▸ Excerpts from a figure dataset
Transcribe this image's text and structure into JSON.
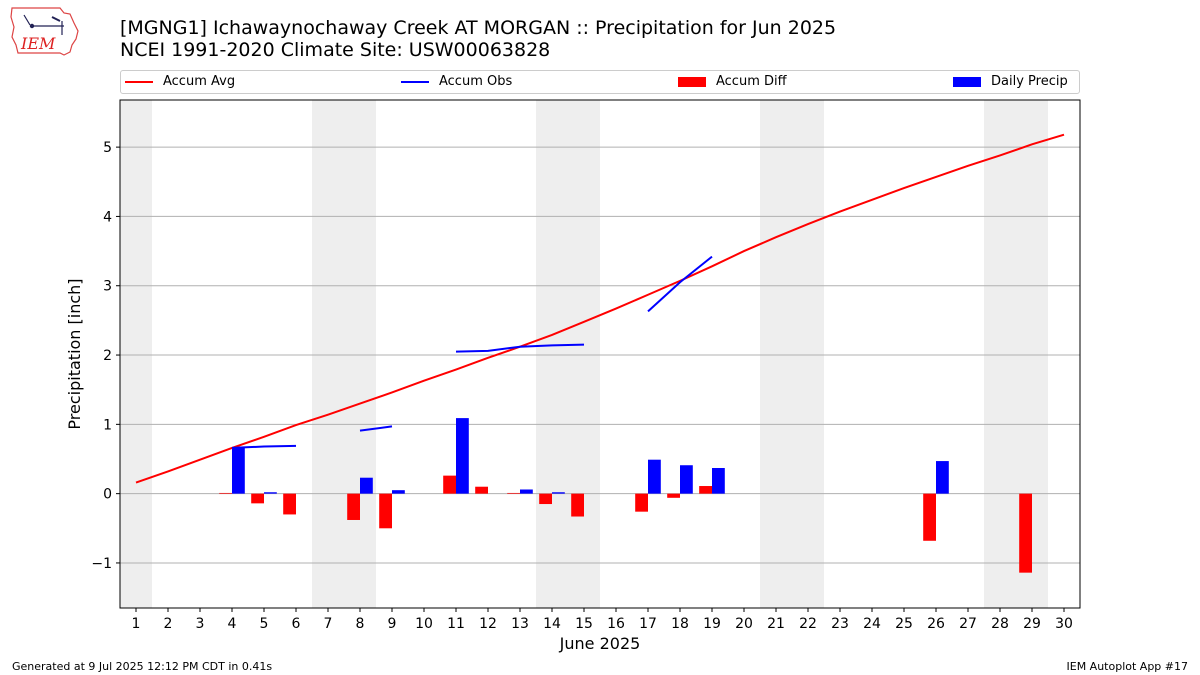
{
  "header": {
    "title_line1": "[MGNG1] Ichawaynochaway Creek  AT MORGAN :: Precipitation for Jun 2025",
    "title_line2": "NCEI 1991-2020 Climate Site: USW00063828",
    "logo_text": "IEM"
  },
  "footer": {
    "generated": "Generated at 9 Jul 2025 12:12 PM CDT in 0.41s",
    "app": "IEM Autoplot App #17"
  },
  "colors": {
    "accum_avg": "#ff0000",
    "accum_obs": "#0000ff",
    "accum_diff": "#ff0000",
    "daily_precip": "#0000ff",
    "weekend_band": "#eeeeee",
    "grid": "#b0b0b0"
  },
  "chart_data": {
    "type": "bar",
    "xlabel": "June 2025",
    "ylabel": "Precipitation [inch]",
    "xlim": [
      0.5,
      30.5
    ],
    "ylim": [
      -1.65,
      5.68
    ],
    "x_ticks": [
      1,
      2,
      3,
      4,
      5,
      6,
      7,
      8,
      9,
      10,
      11,
      12,
      13,
      14,
      15,
      16,
      17,
      18,
      19,
      20,
      21,
      22,
      23,
      24,
      25,
      26,
      27,
      28,
      29,
      30
    ],
    "x_tick_labels": [
      "1",
      "2",
      "3",
      "4",
      "5",
      "6",
      "7",
      "8",
      "9",
      "10",
      "11",
      "12",
      "13",
      "14",
      "15",
      "16",
      "17",
      "18",
      "19",
      "20",
      "21",
      "22",
      "23",
      "24",
      "25",
      "26",
      "27",
      "28",
      "29",
      "30"
    ],
    "y_ticks": [
      -1,
      0,
      1,
      2,
      3,
      4,
      5
    ],
    "y_tick_labels": [
      "−1",
      "0",
      "1",
      "2",
      "3",
      "4",
      "5"
    ],
    "grid": "horizontal",
    "legend_position": "top",
    "weekend_bands": [
      [
        0.5,
        1.5
      ],
      [
        6.5,
        8.5
      ],
      [
        13.5,
        15.5
      ],
      [
        20.5,
        22.5
      ],
      [
        27.5,
        29.5
      ]
    ],
    "series": [
      {
        "name": "Accum Avg",
        "kind": "line",
        "x": [
          1,
          2,
          3,
          4,
          5,
          6,
          7,
          8,
          9,
          10,
          11,
          12,
          13,
          14,
          15,
          16,
          17,
          18,
          19,
          20,
          21,
          22,
          23,
          24,
          25,
          26,
          27,
          28,
          29,
          30
        ],
        "values": [
          0.16,
          0.32,
          0.49,
          0.66,
          0.82,
          0.99,
          1.14,
          1.3,
          1.46,
          1.63,
          1.79,
          1.96,
          2.12,
          2.29,
          2.48,
          2.67,
          2.87,
          3.07,
          3.28,
          3.5,
          3.7,
          3.89,
          4.07,
          4.24,
          4.41,
          4.57,
          4.73,
          4.88,
          5.04,
          5.18
        ]
      },
      {
        "name": "Accum Obs",
        "kind": "line",
        "segments": [
          {
            "x": [
              4,
              5,
              6
            ],
            "values": [
              0.66,
              0.68,
              0.69
            ]
          },
          {
            "x": [
              8,
              9
            ],
            "values": [
              0.91,
              0.97
            ]
          },
          {
            "x": [
              11,
              12,
              13,
              14,
              15
            ],
            "values": [
              2.05,
              2.06,
              2.12,
              2.14,
              2.15
            ]
          },
          {
            "x": [
              17,
              18,
              19
            ],
            "values": [
              2.63,
              3.05,
              3.42
            ]
          }
        ]
      },
      {
        "name": "Accum Diff",
        "kind": "bar",
        "x": [
          4,
          5,
          6,
          8,
          9,
          11,
          12,
          13,
          14,
          15,
          17,
          18,
          19,
          26,
          29
        ],
        "values": [
          0.01,
          -0.14,
          -0.3,
          -0.38,
          -0.5,
          0.26,
          0.1,
          0.01,
          -0.15,
          -0.33,
          -0.26,
          -0.06,
          0.11,
          -0.68,
          -1.14
        ]
      },
      {
        "name": "Daily Precip",
        "kind": "bar",
        "x": [
          4,
          5,
          8,
          9,
          11,
          13,
          14,
          17,
          18,
          19,
          26
        ],
        "values": [
          0.67,
          0.02,
          0.23,
          0.05,
          1.09,
          0.06,
          0.02,
          0.49,
          0.41,
          0.37,
          0.47
        ]
      }
    ]
  }
}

▸ WHAT THE TASK REQUIRES
Make a verbatim copy of all the entries and strip out the pictures.

▸ COMPLETED EXERCISE
Transcribe this image's text and structure into JSON.
{
  "header": {
    "title_line1": "[MGNG1] Ichawaynochaway Creek  AT MORGAN :: Precipitation for Jun 2025",
    "title_line2": "NCEI 1991-2020 Climate Site: USW00063828",
    "logo_text": "IEM"
  },
  "footer": {
    "generated": "Generated at 9 Jul 2025 12:12 PM CDT in 0.41s",
    "app": "IEM Autoplot App #17"
  },
  "colors": {
    "accum_avg": "#ff0000",
    "accum_obs": "#0000ff",
    "accum_diff": "#ff0000",
    "daily_precip": "#0000ff",
    "weekend_band": "#eeeeee",
    "grid": "#b0b0b0"
  },
  "chart_data": {
    "type": "bar",
    "xlabel": "June 2025",
    "ylabel": "Precipitation [inch]",
    "xlim": [
      0.5,
      30.5
    ],
    "ylim": [
      -1.65,
      5.68
    ],
    "x_ticks": [
      1,
      2,
      3,
      4,
      5,
      6,
      7,
      8,
      9,
      10,
      11,
      12,
      13,
      14,
      15,
      16,
      17,
      18,
      19,
      20,
      21,
      22,
      23,
      24,
      25,
      26,
      27,
      28,
      29,
      30
    ],
    "x_tick_labels": [
      "1",
      "2",
      "3",
      "4",
      "5",
      "6",
      "7",
      "8",
      "9",
      "10",
      "11",
      "12",
      "13",
      "14",
      "15",
      "16",
      "17",
      "18",
      "19",
      "20",
      "21",
      "22",
      "23",
      "24",
      "25",
      "26",
      "27",
      "28",
      "29",
      "30"
    ],
    "y_ticks": [
      -1,
      0,
      1,
      2,
      3,
      4,
      5
    ],
    "y_tick_labels": [
      "−1",
      "0",
      "1",
      "2",
      "3",
      "4",
      "5"
    ],
    "grid": "horizontal",
    "legend_position": "top",
    "weekend_bands": [
      [
        0.5,
        1.5
      ],
      [
        6.5,
        8.5
      ],
      [
        13.5,
        15.5
      ],
      [
        20.5,
        22.5
      ],
      [
        27.5,
        29.5
      ]
    ],
    "series": [
      {
        "name": "Accum Avg",
        "kind": "line",
        "x": [
          1,
          2,
          3,
          4,
          5,
          6,
          7,
          8,
          9,
          10,
          11,
          12,
          13,
          14,
          15,
          16,
          17,
          18,
          19,
          20,
          21,
          22,
          23,
          24,
          25,
          26,
          27,
          28,
          29,
          30
        ],
        "values": [
          0.16,
          0.32,
          0.49,
          0.66,
          0.82,
          0.99,
          1.14,
          1.3,
          1.46,
          1.63,
          1.79,
          1.96,
          2.12,
          2.29,
          2.48,
          2.67,
          2.87,
          3.07,
          3.28,
          3.5,
          3.7,
          3.89,
          4.07,
          4.24,
          4.41,
          4.57,
          4.73,
          4.88,
          5.04,
          5.18
        ]
      },
      {
        "name": "Accum Obs",
        "kind": "line",
        "segments": [
          {
            "x": [
              4,
              5,
              6
            ],
            "values": [
              0.66,
              0.68,
              0.69
            ]
          },
          {
            "x": [
              8,
              9
            ],
            "values": [
              0.91,
              0.97
            ]
          },
          {
            "x": [
              11,
              12,
              13,
              14,
              15
            ],
            "values": [
              2.05,
              2.06,
              2.12,
              2.14,
              2.15
            ]
          },
          {
            "x": [
              17,
              18,
              19
            ],
            "values": [
              2.63,
              3.05,
              3.42
            ]
          }
        ]
      },
      {
        "name": "Accum Diff",
        "kind": "bar",
        "x": [
          4,
          5,
          6,
          8,
          9,
          11,
          12,
          13,
          14,
          15,
          17,
          18,
          19,
          26,
          29
        ],
        "values": [
          0.01,
          -0.14,
          -0.3,
          -0.38,
          -0.5,
          0.26,
          0.1,
          0.01,
          -0.15,
          -0.33,
          -0.26,
          -0.06,
          0.11,
          -0.68,
          -1.14
        ]
      },
      {
        "name": "Daily Precip",
        "kind": "bar",
        "x": [
          4,
          5,
          8,
          9,
          11,
          13,
          14,
          17,
          18,
          19,
          26
        ],
        "values": [
          0.67,
          0.02,
          0.23,
          0.05,
          1.09,
          0.06,
          0.02,
          0.49,
          0.41,
          0.37,
          0.47
        ]
      }
    ]
  }
}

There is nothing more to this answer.